> **RECORDS SUPPLIED**
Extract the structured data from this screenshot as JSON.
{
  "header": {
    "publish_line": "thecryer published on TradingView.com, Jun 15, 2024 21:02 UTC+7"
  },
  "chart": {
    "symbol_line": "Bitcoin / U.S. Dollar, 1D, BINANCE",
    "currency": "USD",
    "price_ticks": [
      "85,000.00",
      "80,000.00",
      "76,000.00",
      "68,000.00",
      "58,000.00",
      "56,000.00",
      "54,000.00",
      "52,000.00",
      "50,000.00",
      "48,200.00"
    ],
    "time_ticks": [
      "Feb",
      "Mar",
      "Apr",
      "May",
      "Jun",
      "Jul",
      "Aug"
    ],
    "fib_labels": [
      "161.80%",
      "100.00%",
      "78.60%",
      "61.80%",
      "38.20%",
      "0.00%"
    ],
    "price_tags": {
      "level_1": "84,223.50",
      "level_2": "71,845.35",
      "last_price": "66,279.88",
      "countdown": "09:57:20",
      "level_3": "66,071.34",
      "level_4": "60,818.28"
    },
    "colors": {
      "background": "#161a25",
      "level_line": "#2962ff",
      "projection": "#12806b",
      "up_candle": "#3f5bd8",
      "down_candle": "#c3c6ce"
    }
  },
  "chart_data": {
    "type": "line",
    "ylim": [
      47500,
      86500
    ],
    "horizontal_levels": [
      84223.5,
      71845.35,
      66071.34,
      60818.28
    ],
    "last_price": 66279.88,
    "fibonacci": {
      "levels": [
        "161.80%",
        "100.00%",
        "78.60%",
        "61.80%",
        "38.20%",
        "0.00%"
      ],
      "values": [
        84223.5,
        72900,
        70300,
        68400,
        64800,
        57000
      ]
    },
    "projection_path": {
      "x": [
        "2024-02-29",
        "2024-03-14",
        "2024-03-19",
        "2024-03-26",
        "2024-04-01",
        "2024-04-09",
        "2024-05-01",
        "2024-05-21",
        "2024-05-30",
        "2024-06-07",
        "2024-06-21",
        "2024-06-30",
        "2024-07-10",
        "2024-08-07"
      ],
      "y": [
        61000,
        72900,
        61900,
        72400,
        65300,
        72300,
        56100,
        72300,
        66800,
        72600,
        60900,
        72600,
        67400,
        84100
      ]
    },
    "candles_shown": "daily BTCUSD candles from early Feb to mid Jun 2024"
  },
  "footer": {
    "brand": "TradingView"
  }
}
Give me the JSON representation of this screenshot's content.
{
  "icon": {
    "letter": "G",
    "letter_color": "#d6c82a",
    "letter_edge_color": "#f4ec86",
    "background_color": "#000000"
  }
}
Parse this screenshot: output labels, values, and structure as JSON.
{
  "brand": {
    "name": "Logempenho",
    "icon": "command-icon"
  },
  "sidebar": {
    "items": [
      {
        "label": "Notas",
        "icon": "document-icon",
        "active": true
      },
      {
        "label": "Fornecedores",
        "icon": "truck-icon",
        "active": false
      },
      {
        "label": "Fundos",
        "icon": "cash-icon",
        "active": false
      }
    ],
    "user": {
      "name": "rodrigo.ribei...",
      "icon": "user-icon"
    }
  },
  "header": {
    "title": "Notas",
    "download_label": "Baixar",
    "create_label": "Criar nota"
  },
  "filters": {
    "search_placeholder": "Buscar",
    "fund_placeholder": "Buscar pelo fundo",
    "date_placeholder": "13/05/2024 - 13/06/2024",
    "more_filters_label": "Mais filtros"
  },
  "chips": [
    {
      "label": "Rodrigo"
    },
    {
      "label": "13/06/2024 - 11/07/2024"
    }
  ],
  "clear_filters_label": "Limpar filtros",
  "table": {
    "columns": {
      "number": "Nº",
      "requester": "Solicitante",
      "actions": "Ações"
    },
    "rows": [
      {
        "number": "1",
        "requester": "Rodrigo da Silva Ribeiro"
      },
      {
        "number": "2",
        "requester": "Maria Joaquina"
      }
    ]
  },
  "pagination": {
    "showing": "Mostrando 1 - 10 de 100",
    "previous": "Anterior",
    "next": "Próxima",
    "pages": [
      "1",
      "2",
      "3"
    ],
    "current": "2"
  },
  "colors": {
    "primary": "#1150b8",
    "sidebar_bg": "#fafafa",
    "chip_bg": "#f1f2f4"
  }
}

> **WORK TO DO**
Transcribe every entry verbatim.

> **RESULT**
Extract the structured data from this screenshot as JSON.
{
  "header": {
    "publish_line": "thecryer published on TradingView.com, Jun 15, 2024 21:02 UTC+7"
  },
  "chart": {
    "symbol_line": "Bitcoin / U.S. Dollar, 1D, BINANCE",
    "currency": "USD",
    "price_ticks": [
      "85,000.00",
      "80,000.00",
      "76,000.00",
      "68,000.00",
      "58,000.00",
      "56,000.00",
      "54,000.00",
      "52,000.00",
      "50,000.00",
      "48,200.00"
    ],
    "time_ticks": [
      "Feb",
      "Mar",
      "Apr",
      "May",
      "Jun",
      "Jul",
      "Aug"
    ],
    "fib_labels": [
      "161.80%",
      "100.00%",
      "78.60%",
      "61.80%",
      "38.20%",
      "0.00%"
    ],
    "price_tags": {
      "level_1": "84,223.50",
      "level_2": "71,845.35",
      "last_price": "66,279.88",
      "countdown": "09:57:20",
      "level_3": "66,071.34",
      "level_4": "60,818.28"
    },
    "colors": {
      "background": "#161a25",
      "level_line": "#2962ff",
      "projection": "#12806b",
      "up_candle": "#3f5bd8",
      "down_candle": "#c3c6ce"
    }
  },
  "chart_data": {
    "type": "line",
    "ylim": [
      47500,
      86500
    ],
    "horizontal_levels": [
      84223.5,
      71845.35,
      66071.34,
      60818.28
    ],
    "last_price": 66279.88,
    "fibonacci": {
      "levels": [
        "161.80%",
        "100.00%",
        "78.60%",
        "61.80%",
        "38.20%",
        "0.00%"
      ],
      "values": [
        84223.5,
        72900,
        70300,
        68400,
        64800,
        57000
      ]
    },
    "projection_path": {
      "x": [
        "2024-02-29",
        "2024-03-14",
        "2024-03-19",
        "2024-03-26",
        "2024-04-01",
        "2024-04-09",
        "2024-05-01",
        "2024-05-21",
        "2024-05-30",
        "2024-06-07",
        "2024-06-21",
        "2024-06-30",
        "2024-07-10",
        "2024-08-07"
      ],
      "y": [
        61000,
        72900,
        61900,
        72400,
        65300,
        72300,
        56100,
        72300,
        66800,
        72600,
        60900,
        72600,
        67400,
        84100
      ]
    },
    "candles_shown": "daily BTCUSD candles from early Feb to mid Jun 2024"
  },
  "footer": {
    "brand": "TradingView"
  }
}
Give me the JSON representation of this screenshot's content.
{
  "icon": {
    "letter": "G",
    "letter_color": "#d6c82a",
    "letter_edge_color": "#f4ec86",
    "background_color": "#000000"
  }
}
Parse this screenshot: output labels, values, and structure as JSON.
{
  "brand": {
    "name": "Logempenho",
    "icon": "command-icon"
  },
  "sidebar": {
    "items": [
      {
        "label": "Notas",
        "icon": "document-icon",
        "active": true
      },
      {
        "label": "Fornecedores",
        "icon": "truck-icon",
        "active": false
      },
      {
        "label": "Fundos",
        "icon": "cash-icon",
        "active": false
      }
    ],
    "user": {
      "name": "rodrigo.ribei...",
      "icon": "user-icon"
    }
  },
  "header": {
    "title": "Notas",
    "download_label": "Baixar",
    "create_label": "Criar nota"
  },
  "filters": {
    "search_placeholder": "Buscar",
    "fund_placeholder": "Buscar pelo fundo",
    "date_placeholder": "13/05/2024 - 13/06/2024",
    "more_filters_label": "Mais filtros"
  },
  "chips": [
    {
      "label": "Rodrigo"
    },
    {
      "label": "13/06/2024 - 11/07/2024"
    }
  ],
  "clear_filters_label": "Limpar filtros",
  "table": {
    "columns": {
      "number": "Nº",
      "requester": "Solicitante",
      "actions": "Ações"
    },
    "rows": [
      {
        "number": "1",
        "requester": "Rodrigo da Silva Ribeiro"
      },
      {
        "number": "2",
        "requester": "Maria Joaquina"
      }
    ]
  },
  "pagination": {
    "showing": "Mostrando 1 - 10 de 100",
    "previous": "Anterior",
    "next": "Próxima",
    "pages": [
      "1",
      "2",
      "3"
    ],
    "current": "2"
  },
  "colors": {
    "primary": "#1150b8",
    "sidebar_bg": "#fafafa",
    "chip_bg": "#f1f2f4"
  }
}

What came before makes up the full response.